DIRECTIVE: Quote every entry word for word.
═══ ENTRIES PROVIDED ═══
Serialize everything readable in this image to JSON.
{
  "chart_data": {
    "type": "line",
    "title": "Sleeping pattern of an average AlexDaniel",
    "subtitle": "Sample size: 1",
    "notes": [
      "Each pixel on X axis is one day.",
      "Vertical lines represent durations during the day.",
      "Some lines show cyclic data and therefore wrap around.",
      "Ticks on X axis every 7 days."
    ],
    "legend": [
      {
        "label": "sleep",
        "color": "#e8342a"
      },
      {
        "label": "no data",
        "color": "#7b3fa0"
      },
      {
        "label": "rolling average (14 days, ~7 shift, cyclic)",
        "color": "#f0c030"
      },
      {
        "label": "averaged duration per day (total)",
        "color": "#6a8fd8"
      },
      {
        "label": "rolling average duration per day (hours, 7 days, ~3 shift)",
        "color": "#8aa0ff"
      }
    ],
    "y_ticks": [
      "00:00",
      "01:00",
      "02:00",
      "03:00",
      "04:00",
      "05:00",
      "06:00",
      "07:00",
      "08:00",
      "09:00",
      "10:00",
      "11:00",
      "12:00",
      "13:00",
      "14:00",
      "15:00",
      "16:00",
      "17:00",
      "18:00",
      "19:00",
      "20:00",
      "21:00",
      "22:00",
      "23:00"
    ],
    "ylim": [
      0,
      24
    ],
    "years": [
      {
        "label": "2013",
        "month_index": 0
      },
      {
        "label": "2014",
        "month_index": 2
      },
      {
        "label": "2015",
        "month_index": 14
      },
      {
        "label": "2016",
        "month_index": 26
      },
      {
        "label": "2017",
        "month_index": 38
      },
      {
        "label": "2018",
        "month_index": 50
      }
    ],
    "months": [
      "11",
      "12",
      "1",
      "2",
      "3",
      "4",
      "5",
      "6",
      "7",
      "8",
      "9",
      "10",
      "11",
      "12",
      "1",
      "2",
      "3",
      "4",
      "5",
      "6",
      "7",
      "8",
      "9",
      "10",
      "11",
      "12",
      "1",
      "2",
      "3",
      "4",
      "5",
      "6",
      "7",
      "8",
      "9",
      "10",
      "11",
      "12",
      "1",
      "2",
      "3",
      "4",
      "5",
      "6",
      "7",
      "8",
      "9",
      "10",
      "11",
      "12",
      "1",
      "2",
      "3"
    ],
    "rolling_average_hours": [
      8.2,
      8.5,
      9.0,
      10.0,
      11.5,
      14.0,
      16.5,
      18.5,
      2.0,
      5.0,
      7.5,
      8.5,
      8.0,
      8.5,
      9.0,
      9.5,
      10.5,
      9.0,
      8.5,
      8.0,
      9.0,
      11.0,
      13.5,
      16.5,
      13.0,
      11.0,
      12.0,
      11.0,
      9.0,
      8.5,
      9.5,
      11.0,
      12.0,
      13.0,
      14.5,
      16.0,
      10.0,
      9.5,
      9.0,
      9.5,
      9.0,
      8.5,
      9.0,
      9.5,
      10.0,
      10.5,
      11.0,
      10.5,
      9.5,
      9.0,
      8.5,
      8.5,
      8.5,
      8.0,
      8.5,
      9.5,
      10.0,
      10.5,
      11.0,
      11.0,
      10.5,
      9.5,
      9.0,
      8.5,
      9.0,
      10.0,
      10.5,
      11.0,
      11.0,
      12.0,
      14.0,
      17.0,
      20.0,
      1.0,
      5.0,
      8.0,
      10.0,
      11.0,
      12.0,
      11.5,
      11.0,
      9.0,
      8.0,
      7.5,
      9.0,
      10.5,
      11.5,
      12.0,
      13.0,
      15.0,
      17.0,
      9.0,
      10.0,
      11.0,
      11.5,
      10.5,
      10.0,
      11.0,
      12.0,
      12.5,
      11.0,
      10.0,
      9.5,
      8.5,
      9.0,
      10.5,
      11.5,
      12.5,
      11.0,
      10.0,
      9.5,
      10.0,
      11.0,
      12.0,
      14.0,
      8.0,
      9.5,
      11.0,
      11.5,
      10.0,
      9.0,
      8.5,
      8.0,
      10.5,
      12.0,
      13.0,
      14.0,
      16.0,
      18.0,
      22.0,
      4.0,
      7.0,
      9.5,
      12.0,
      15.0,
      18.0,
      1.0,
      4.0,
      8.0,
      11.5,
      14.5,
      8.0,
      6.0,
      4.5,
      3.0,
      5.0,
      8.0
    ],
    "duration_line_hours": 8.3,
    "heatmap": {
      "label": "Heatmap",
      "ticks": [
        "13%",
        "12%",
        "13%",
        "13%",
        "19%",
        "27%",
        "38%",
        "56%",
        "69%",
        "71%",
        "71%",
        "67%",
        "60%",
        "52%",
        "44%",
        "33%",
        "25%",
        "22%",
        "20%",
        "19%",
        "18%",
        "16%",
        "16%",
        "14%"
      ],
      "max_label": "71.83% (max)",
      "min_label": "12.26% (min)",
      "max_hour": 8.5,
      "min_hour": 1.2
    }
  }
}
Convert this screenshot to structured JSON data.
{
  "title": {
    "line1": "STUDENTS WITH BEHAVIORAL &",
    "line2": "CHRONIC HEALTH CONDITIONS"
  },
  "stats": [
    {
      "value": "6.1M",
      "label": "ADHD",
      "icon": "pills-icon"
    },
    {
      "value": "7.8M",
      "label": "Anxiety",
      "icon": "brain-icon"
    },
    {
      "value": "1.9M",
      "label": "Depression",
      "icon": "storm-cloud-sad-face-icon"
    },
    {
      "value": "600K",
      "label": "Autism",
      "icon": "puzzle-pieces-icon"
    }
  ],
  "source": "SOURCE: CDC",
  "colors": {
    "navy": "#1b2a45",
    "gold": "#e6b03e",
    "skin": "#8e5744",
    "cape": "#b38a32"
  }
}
═══
RESPONSE:
Serialize everything readable in this image to JSON.
{
  "chart_data": {
    "type": "line",
    "title": "Sleeping pattern of an average AlexDaniel",
    "subtitle": "Sample size: 1",
    "notes": [
      "Each pixel on X axis is one day.",
      "Vertical lines represent durations during the day.",
      "Some lines show cyclic data and therefore wrap around.",
      "Ticks on X axis every 7 days."
    ],
    "legend": [
      {
        "label": "sleep",
        "color": "#e8342a"
      },
      {
        "label": "no data",
        "color": "#7b3fa0"
      },
      {
        "label": "rolling average (14 days, ~7 shift, cyclic)",
        "color": "#f0c030"
      },
      {
        "label": "averaged duration per day (total)",
        "color": "#6a8fd8"
      },
      {
        "label": "rolling average duration per day (hours, 7 days, ~3 shift)",
        "color": "#8aa0ff"
      }
    ],
    "y_ticks": [
      "00:00",
      "01:00",
      "02:00",
      "03:00",
      "04:00",
      "05:00",
      "06:00",
      "07:00",
      "08:00",
      "09:00",
      "10:00",
      "11:00",
      "12:00",
      "13:00",
      "14:00",
      "15:00",
      "16:00",
      "17:00",
      "18:00",
      "19:00",
      "20:00",
      "21:00",
      "22:00",
      "23:00"
    ],
    "ylim": [
      0,
      24
    ],
    "years": [
      {
        "label": "2013",
        "month_index": 0
      },
      {
        "label": "2014",
        "month_index": 2
      },
      {
        "label": "2015",
        "month_index": 14
      },
      {
        "label": "2016",
        "month_index": 26
      },
      {
        "label": "2017",
        "month_index": 38
      },
      {
        "label": "2018",
        "month_index": 50
      }
    ],
    "months": [
      "11",
      "12",
      "1",
      "2",
      "3",
      "4",
      "5",
      "6",
      "7",
      "8",
      "9",
      "10",
      "11",
      "12",
      "1",
      "2",
      "3",
      "4",
      "5",
      "6",
      "7",
      "8",
      "9",
      "10",
      "11",
      "12",
      "1",
      "2",
      "3",
      "4",
      "5",
      "6",
      "7",
      "8",
      "9",
      "10",
      "11",
      "12",
      "1",
      "2",
      "3",
      "4",
      "5",
      "6",
      "7",
      "8",
      "9",
      "10",
      "11",
      "12",
      "1",
      "2",
      "3"
    ],
    "rolling_average_hours": [
      8.2,
      8.5,
      9.0,
      10.0,
      11.5,
      14.0,
      16.5,
      18.5,
      2.0,
      5.0,
      7.5,
      8.5,
      8.0,
      8.5,
      9.0,
      9.5,
      10.5,
      9.0,
      8.5,
      8.0,
      9.0,
      11.0,
      13.5,
      16.5,
      13.0,
      11.0,
      12.0,
      11.0,
      9.0,
      8.5,
      9.5,
      11.0,
      12.0,
      13.0,
      14.5,
      16.0,
      10.0,
      9.5,
      9.0,
      9.5,
      9.0,
      8.5,
      9.0,
      9.5,
      10.0,
      10.5,
      11.0,
      10.5,
      9.5,
      9.0,
      8.5,
      8.5,
      8.5,
      8.0,
      8.5,
      9.5,
      10.0,
      10.5,
      11.0,
      11.0,
      10.5,
      9.5,
      9.0,
      8.5,
      9.0,
      10.0,
      10.5,
      11.0,
      11.0,
      12.0,
      14.0,
      17.0,
      20.0,
      1.0,
      5.0,
      8.0,
      10.0,
      11.0,
      12.0,
      11.5,
      11.0,
      9.0,
      8.0,
      7.5,
      9.0,
      10.5,
      11.5,
      12.0,
      13.0,
      15.0,
      17.0,
      9.0,
      10.0,
      11.0,
      11.5,
      10.5,
      10.0,
      11.0,
      12.0,
      12.5,
      11.0,
      10.0,
      9.5,
      8.5,
      9.0,
      10.5,
      11.5,
      12.5,
      11.0,
      10.0,
      9.5,
      10.0,
      11.0,
      12.0,
      14.0,
      8.0,
      9.5,
      11.0,
      11.5,
      10.0,
      9.0,
      8.5,
      8.0,
      10.5,
      12.0,
      13.0,
      14.0,
      16.0,
      18.0,
      22.0,
      4.0,
      7.0,
      9.5,
      12.0,
      15.0,
      18.0,
      1.0,
      4.0,
      8.0,
      11.5,
      14.5,
      8.0,
      6.0,
      4.5,
      3.0,
      5.0,
      8.0
    ],
    "duration_line_hours": 8.3,
    "heatmap": {
      "label": "Heatmap",
      "ticks": [
        "13%",
        "12%",
        "13%",
        "13%",
        "19%",
        "27%",
        "38%",
        "56%",
        "69%",
        "71%",
        "71%",
        "67%",
        "60%",
        "52%",
        "44%",
        "33%",
        "25%",
        "22%",
        "20%",
        "19%",
        "18%",
        "16%",
        "16%",
        "14%"
      ],
      "max_label": "71.83% (max)",
      "min_label": "12.26% (min)",
      "max_hour": 8.5,
      "min_hour": 1.2
    }
  }
}
Convert this screenshot to structured JSON data.
{
  "title": {
    "line1": "STUDENTS WITH BEHAVIORAL &",
    "line2": "CHRONIC HEALTH CONDITIONS"
  },
  "stats": [
    {
      "value": "6.1M",
      "label": "ADHD",
      "icon": "pills-icon"
    },
    {
      "value": "7.8M",
      "label": "Anxiety",
      "icon": "brain-icon"
    },
    {
      "value": "1.9M",
      "label": "Depression",
      "icon": "storm-cloud-sad-face-icon"
    },
    {
      "value": "600K",
      "label": "Autism",
      "icon": "puzzle-pieces-icon"
    }
  ],
  "source": "SOURCE: CDC",
  "colors": {
    "navy": "#1b2a45",
    "gold": "#e6b03e",
    "skin": "#8e5744",
    "cape": "#b38a32"
  }
}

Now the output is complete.